Stored records

>> BEGIN

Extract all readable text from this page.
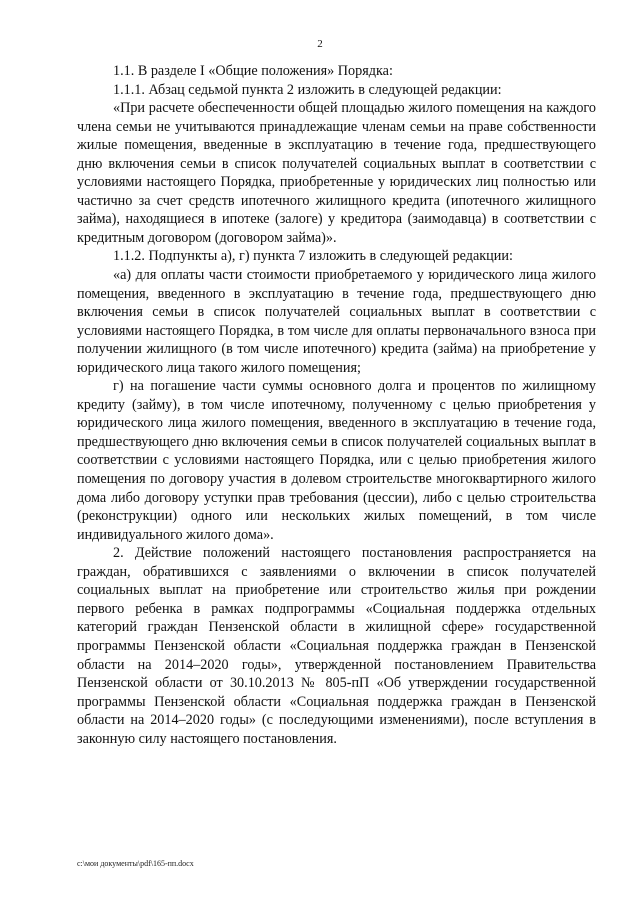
2

1.1. В разделе I «Общие положения» Порядка:

1.1.1. Абзац седьмой пункта 2 изложить в следующей редакции:

«При расчете обеспеченности общей площадью жилого помещения на каждого члена семьи не учитываются принадлежащие членам семьи на праве собственности жилые помещения, введенные в эксплуатацию в течение года, предшествующего дню включения семьи в список получателей социальных выплат в соответствии с условиями настоящего Порядка, приобретенные у юридических лиц полностью или частично за счет средств ипотечного жилищного кредита (ипотечного жилищного займа), находящиеся в ипотеке (залоге) у кредитора (заимодавца) в соответствии с кредитным договором (договором займа)».

1.1.2. Подпункты а), г) пункта 7 изложить в следующей редакции:

«а) для оплаты части стоимости приобретаемого у юридического лица жилого помещения, введенного в эксплуатацию в течение года, предшествующего дню включения семьи в список получателей социальных выплат в соответствии с условиями настоящего Порядка, в том числе для оплаты первоначального взноса при получении жилищного (в том числе ипотечного) кредита (займа) на приобретение у юридического лица такого жилого помещения;

г) на погашение части суммы основного долга и процентов по жилищному кредиту (займу), в том числе ипотечному, полученному с целью приобретения у юридического лица жилого помещения, введенного в эксплуатацию в течение года, предшествующего дню включения семьи в список получателей социальных выплат в соответствии с условиями настоящего Порядка, или с целью приобретения жилого помещения по договору участия в долевом строительстве многоквартирного жилого дома либо договору уступки прав требования (цессии), либо с целью строительства (реконструкции) одного или нескольких жилых помещений, в том числе индивидуального жилого дома».

2. Действие положений настоящего постановления распространяется на граждан, обратившихся с заявлениями о включении в список получателей социальных выплат на приобретение или строительство жилья при рождении первого ребенка в рамках подпрограммы «Социальная поддержка отдельных категорий граждан Пензенской области в жилищной сфере» государственной программы Пензенской области «Социальная поддержка граждан в Пензенской области на 2014–2020 годы», утвержденной постановлением Правительства Пензенской области от 30.10.2013 № 805-пП «Об утверждении государственной программы Пензенской области «Социальная поддержка граждан в Пензенской области на 2014–2020 годы» (с последующими изменениями), после вступления в законную силу настоящего постановления.

c:\мои документы\pdf\165-пп.docx
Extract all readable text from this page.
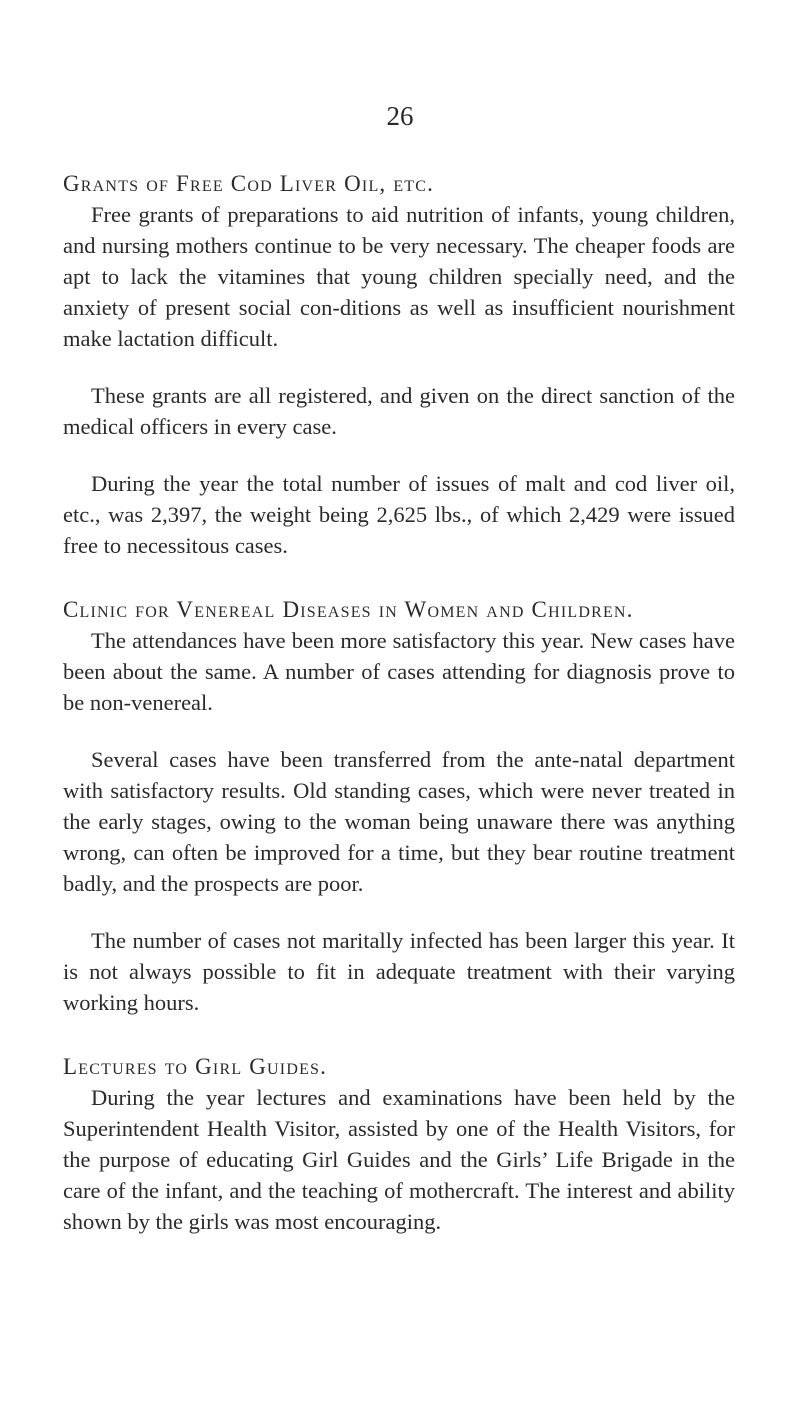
26
Grants of Free Cod Liver Oil, etc.

Free grants of preparations to aid nutrition of infants, young children, and nursing mothers continue to be very necessary. The cheaper foods are apt to lack the vitamines that young children specially need, and the anxiety of present social con-ditions as well as insufficient nourishment make lactation difficult.

These grants are all registered, and given on the direct sanction of the medical officers in every case.

During the year the total number of issues of malt and cod liver oil, etc., was 2,397, the weight being 2,625 lbs., of which 2,429 were issued free to necessitous cases.

Clinic for Venereal Diseases in Women and Children.

The attendances have been more satisfactory this year. New cases have been about the same. A number of cases attending for diagnosis prove to be non-venereal.

Several cases have been transferred from the ante-natal department with satisfactory results. Old standing cases, which were never treated in the early stages, owing to the woman being unaware there was anything wrong, can often be improved for a time, but they bear routine treatment badly, and the prospects are poor.

The number of cases not maritally infected has been larger this year. It is not always possible to fit in adequate treatment with their varying working hours.

Lectures to Girl Guides.

During the year lectures and examinations have been held by the Superintendent Health Visitor, assisted by one of the Health Visitors, for the purpose of educating Girl Guides and the Girls’ Life Brigade in the care of the infant, and the teaching of mothercraft. The interest and ability shown by the girls was most encouraging.
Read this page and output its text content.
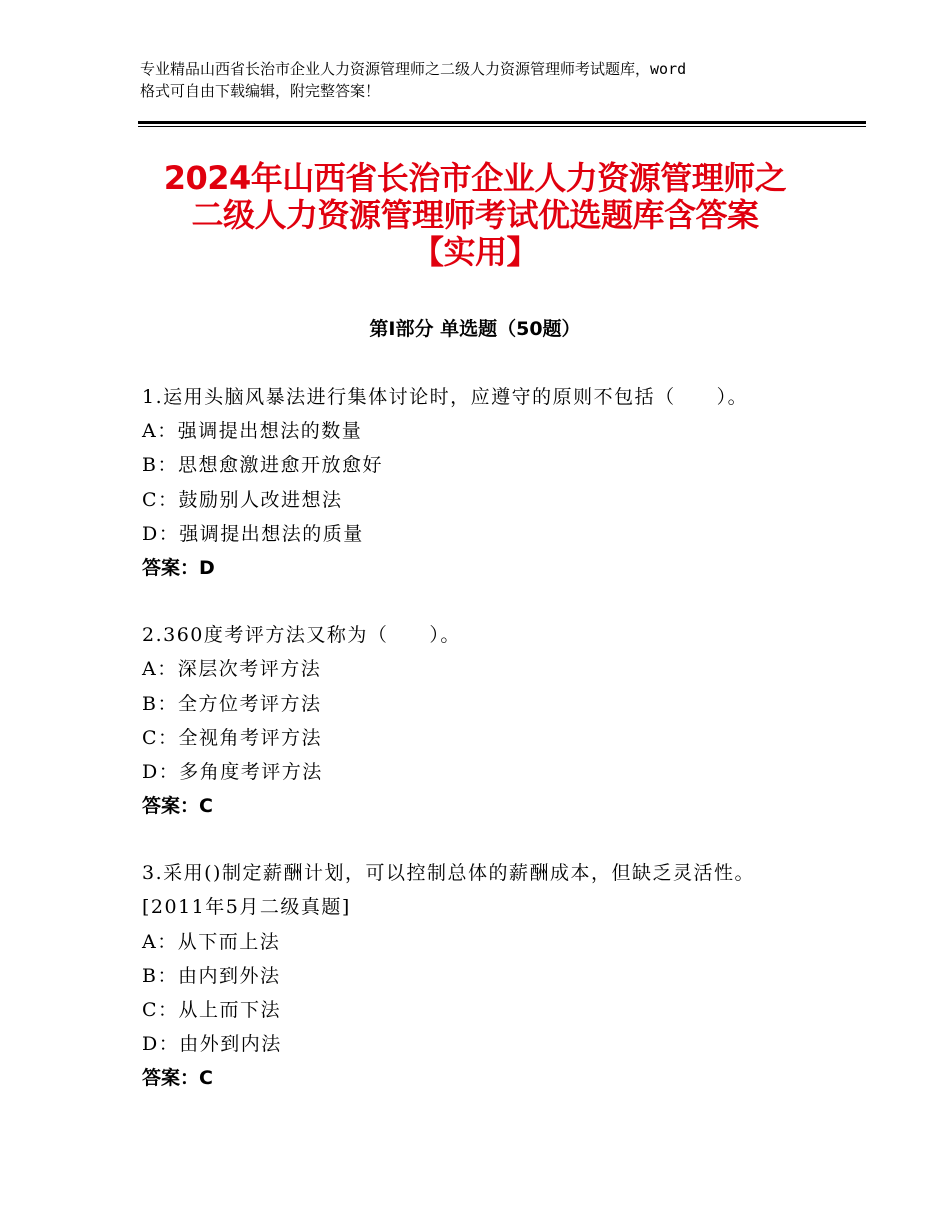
专业精品山西省长治市企业人力资源管理师之二级人力资源管理师考试题库，word
格式可自由下载编辑，附完整答案！
2024年山西省长治市企业人力资源管理师之
二级人力资源管理师考试优选题库含答案
【实用】
第Ⅰ部分 单选题（50题）
1.运用头脑风暴法进行集体讨论时，应遵守的原则不包括（　　）。
A：强调提出想法的数量
B：思想愈激进愈开放愈好
C：鼓励别人改进想法
D：强调提出想法的质量
答案：D
2.360度考评方法又称为（　　）。
A：深层次考评方法
B：全方位考评方法
C：全视角考评方法
D：多角度考评方法
答案：C
3.采用()制定薪酬计划，可以控制总体的薪酬成本，但缺乏灵活性。
[2011年5月二级真题]
A：从下而上法
B：由内到外法
C：从上而下法
D：由外到内法
答案：C
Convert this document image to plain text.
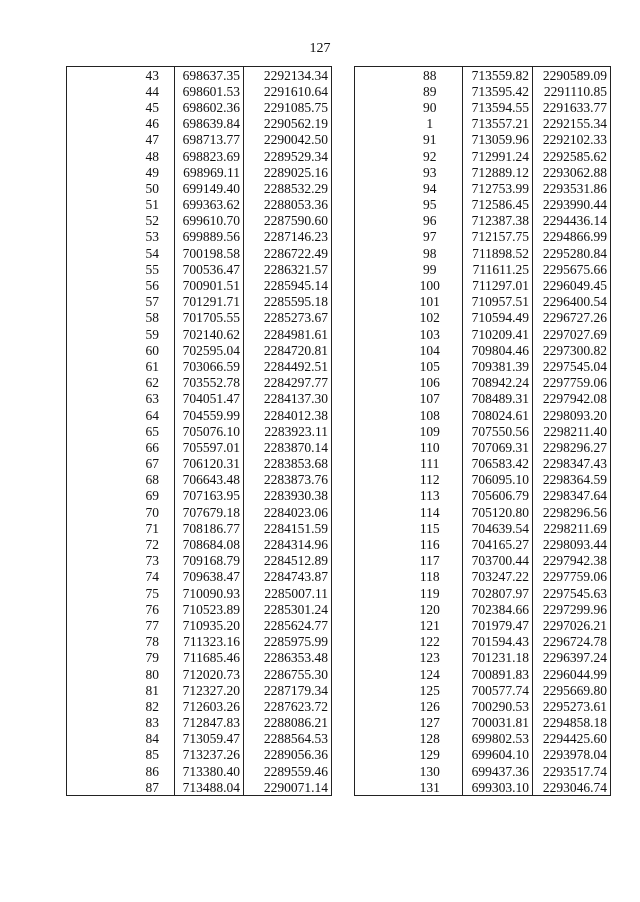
127
	43	698637.35	2292134.34
	44	698601.53	2291610.64
	45	698602.36	2291085.75
	46	698639.84	2290562.19
	47	698713.77	2290042.50
	48	698823.69	2289529.34
	49	698969.11	2289025.16
	50	699149.40	2288532.29
	51	699363.62	2288053.36
	52	699610.70	2287590.60
	53	699889.56	2287146.23
	54	700198.58	2286722.49
	55	700536.47	2286321.57
	56	700901.51	2285945.14
	57	701291.71	2285595.18
	58	701705.55	2285273.67
	59	702140.62	2284981.61
	60	702595.04	2284720.81
	61	703066.59	2284492.51
	62	703552.78	2284297.77
	63	704051.47	2284137.30
	64	704559.99	2284012.38
	65	705076.10	2283923.11
	66	705597.01	2283870.14
	67	706120.31	2283853.68
	68	706643.48	2283873.76
	69	707163.95	2283930.38
	70	707679.18	2284023.06
	71	708186.77	2284151.59
	72	708684.08	2284314.96
	73	709168.79	2284512.89
	74	709638.47	2284743.87
	75	710090.93	2285007.11
	76	710523.89	2285301.24
	77	710935.20	2285624.77
	78	711323.16	2285975.99
	79	711685.46	2286353.48
	80	712020.73	2286755.30
	81	712327.20	2287179.34
	82	712603.26	2287623.72
	83	712847.83	2288086.21
	84	713059.47	2288564.53
	85	713237.26	2289056.36
	86	713380.40	2289559.46
	87	713488.04	2290071.14
	88	713559.82	2290589.09
	89	713595.42	2291110.85
	90	713594.55	2291633.77
	1	713557.21	2292155.34
	91	713059.96	2292102.33
	92	712991.24	2292585.62
	93	712889.12	2293062.88
	94	712753.99	2293531.86
	95	712586.45	2293990.44
	96	712387.38	2294436.14
	97	712157.75	2294866.99
	98	711898.52	2295280.84
	99	711611.25	2295675.66
	100	711297.01	2296049.45
	101	710957.51	2296400.54
	102	710594.49	2296727.26
	103	710209.41	2297027.69
	104	709804.46	2297300.82
	105	709381.39	2297545.04
	106	708942.24	2297759.06
	107	708489.31	2297942.08
	108	708024.61	2298093.20
	109	707550.56	2298211.40
	110	707069.31	2298296.27
	111	706583.42	2298347.43
	112	706095.10	2298364.59
	113	705606.79	2298347.64
	114	705120.80	2298296.56
	115	704639.54	2298211.69
	116	704165.27	2298093.44
	117	703700.44	2297942.38
	118	703247.22	2297759.06
	119	702807.97	2297545.63
	120	702384.66	2297299.96
	121	701979.47	2297026.21
	122	701594.43	2296724.78
	123	701231.18	2296397.24
	124	700891.83	2296044.99
	125	700577.74	2295669.80
	126	700290.53	2295273.61
	127	700031.81	2294858.18
	128	699802.53	2294425.60
	129	699604.10	2293978.04
	130	699437.36	2293517.74
	131	699303.10	2293046.74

>> END

▶ [EXERCISE DETAILS]: Using the data above, write out every line exactly, leaving the images behind.

▶ [SOLUTION TO THE EXERCISE]:
Extract all readable text from this page.
2

1.1. В разделе I «Общие положения» Порядка:

1.1.1. Абзац седьмой пункта 2 изложить в следующей редакции:

«При расчете обеспеченности общей площадью жилого помещения на каждого члена семьи не учитываются принадлежащие членам семьи на праве собственности жилые помещения, введенные в эксплуатацию в течение года, предшествующего дню включения семьи в список получателей социальных выплат в соответствии с условиями настоящего Порядка, приобретенные у юридических лиц полностью или частично за счет средств ипотечного жилищного кредита (ипотечного жилищного займа), находящиеся в ипотеке (залоге) у кредитора (заимодавца) в соответствии с кредитным договором (договором займа)».

1.1.2. Подпункты а), г) пункта 7 изложить в следующей редакции:

«а) для оплаты части стоимости приобретаемого у юридического лица жилого помещения, введенного в эксплуатацию в течение года, предшествующего дню включения семьи в список получателей социальных выплат в соответствии с условиями настоящего Порядка, в том числе для оплаты первоначального взноса при получении жилищного (в том числе ипотечного) кредита (займа) на приобретение у юридического лица такого жилого помещения;

г) на погашение части суммы основного долга и процентов по жилищному кредиту (займу), в том числе ипотечному, полученному с целью приобретения у юридического лица жилого помещения, введенного в эксплуатацию в течение года, предшествующего дню включения семьи в список получателей социальных выплат в соответствии с условиями настоящего Порядка, или с целью приобретения жилого помещения по договору участия в долевом строительстве многоквартирного жилого дома либо договору уступки прав требования (цессии), либо с целью строительства (реконструкции) одного или нескольких жилых помещений, в том числе индивидуального жилого дома».

2. Действие положений настоящего постановления распространяется на граждан, обратившихся с заявлениями о включении в список получателей социальных выплат на приобретение или строительство жилья при рождении первого ребенка в рамках подпрограммы «Социальная поддержка отдельных категорий граждан Пензенской области в жилищной сфере» государственной программы Пензенской области «Социальная поддержка граждан в Пензенской области на 2014–2020 годы», утвержденной постановлением Правительства Пензенской области от 30.10.2013 № 805-пП «Об утверждении государственной программы Пензенской области «Социальная поддержка граждан в Пензенской области на 2014–2020 годы» (с последующими изменениями), после вступления в законную силу настоящего постановления.

c:\мои документы\pdf\165-пп.docx
Extract all readable text from this page.
26
Grants of Free Cod Liver Oil, etc.

Free grants of preparations to aid nutrition of infants, young children, and nursing mothers continue to be very necessary. The cheaper foods are apt to lack the vitamines that young children specially need, and the anxiety of present social con-ditions as well as insufficient nourishment make lactation difficult.

These grants are all registered, and given on the direct sanction of the medical officers in every case.

During the year the total number of issues of malt and cod liver oil, etc., was 2,397, the weight being 2,625 lbs., of which 2,429 were issued free to necessitous cases.

Clinic for Venereal Diseases in Women and Children.

The attendances have been more satisfactory this year. New cases have been about the same. A number of cases attending for diagnosis prove to be non-venereal.

Several cases have been transferred from the ante-natal department with satisfactory results. Old standing cases, which were never treated in the early stages, owing to the woman being unaware there was anything wrong, can often be improved for a time, but they bear routine treatment badly, and the prospects are poor.

The number of cases not maritally infected has been larger this year. It is not always possible to fit in adequate treatment with their varying working hours.

Lectures to Girl Guides.

During the year lectures and examinations have been held by the Superintendent Health Visitor, assisted by one of the Health Visitors, for the purpose of educating Girl Guides and the Girls’ Life Brigade in the care of the infant, and the teaching of mothercraft. The interest and ability shown by the girls was most encouraging.
Read this page and output its text content.
专业精品山西省长治市企业人力资源管理师之二级人力资源管理师考试题库，word
格式可自由下载编辑，附完整答案！
2024年山西省长治市企业人力资源管理师之
二级人力资源管理师考试优选题库含答案
【实用】
第Ⅰ部分 单选题（50题）
1.运用头脑风暴法进行集体讨论时，应遵守的原则不包括（　　）。
A：强调提出想法的数量
B：思想愈激进愈开放愈好
C：鼓励别人改进想法
D：强调提出想法的质量
答案：D
2.360度考评方法又称为（　　）。
A：深层次考评方法
B：全方位考评方法
C：全视角考评方法
D：多角度考评方法
答案：C
3.采用()制定薪酬计划，可以控制总体的薪酬成本，但缺乏灵活性。
[2011年5月二级真题]
A：从下而上法
B：由内到外法
C：从上而下法
D：由外到内法
答案：C
Convert this document image to plain text.
127
	43	698637.35	2292134.34
	44	698601.53	2291610.64
	45	698602.36	2291085.75
	46	698639.84	2290562.19
	47	698713.77	2290042.50
	48	698823.69	2289529.34
	49	698969.11	2289025.16
	50	699149.40	2288532.29
	51	699363.62	2288053.36
	52	699610.70	2287590.60
	53	699889.56	2287146.23
	54	700198.58	2286722.49
	55	700536.47	2286321.57
	56	700901.51	2285945.14
	57	701291.71	2285595.18
	58	701705.55	2285273.67
	59	702140.62	2284981.61
	60	702595.04	2284720.81
	61	703066.59	2284492.51
	62	703552.78	2284297.77
	63	704051.47	2284137.30
	64	704559.99	2284012.38
	65	705076.10	2283923.11
	66	705597.01	2283870.14
	67	706120.31	2283853.68
	68	706643.48	2283873.76
	69	707163.95	2283930.38
	70	707679.18	2284023.06
	71	708186.77	2284151.59
	72	708684.08	2284314.96
	73	709168.79	2284512.89
	74	709638.47	2284743.87
	75	710090.93	2285007.11
	76	710523.89	2285301.24
	77	710935.20	2285624.77
	78	711323.16	2285975.99
	79	711685.46	2286353.48
	80	712020.73	2286755.30
	81	712327.20	2287179.34
	82	712603.26	2287623.72
	83	712847.83	2288086.21
	84	713059.47	2288564.53
	85	713237.26	2289056.36
	86	713380.40	2289559.46
	87	713488.04	2290071.14
	88	713559.82	2290589.09
	89	713595.42	2291110.85
	90	713594.55	2291633.77
	1	713557.21	2292155.34
	91	713059.96	2292102.33
	92	712991.24	2292585.62
	93	712889.12	2293062.88
	94	712753.99	2293531.86
	95	712586.45	2293990.44
	96	712387.38	2294436.14
	97	712157.75	2294866.99
	98	711898.52	2295280.84
	99	711611.25	2295675.66
	100	711297.01	2296049.45
	101	710957.51	2296400.54
	102	710594.49	2296727.26
	103	710209.41	2297027.69
	104	709804.46	2297300.82
	105	709381.39	2297545.04
	106	708942.24	2297759.06
	107	708489.31	2297942.08
	108	708024.61	2298093.20
	109	707550.56	2298211.40
	110	707069.31	2298296.27
	111	706583.42	2298347.43
	112	706095.10	2298364.59
	113	705606.79	2298347.64
	114	705120.80	2298296.56
	115	704639.54	2298211.69
	116	704165.27	2298093.44
	117	703700.44	2297942.38
	118	703247.22	2297759.06
	119	702807.97	2297545.63
	120	702384.66	2297299.96
	121	701979.47	2297026.21
	122	701594.43	2296724.78
	123	701231.18	2296397.24
	124	700891.83	2296044.99
	125	700577.74	2295669.80
	126	700290.53	2295273.61
	127	700031.81	2294858.18
	128	699802.53	2294425.60
	129	699604.10	2293978.04
	130	699437.36	2293517.74
	131	699303.10	2293046.74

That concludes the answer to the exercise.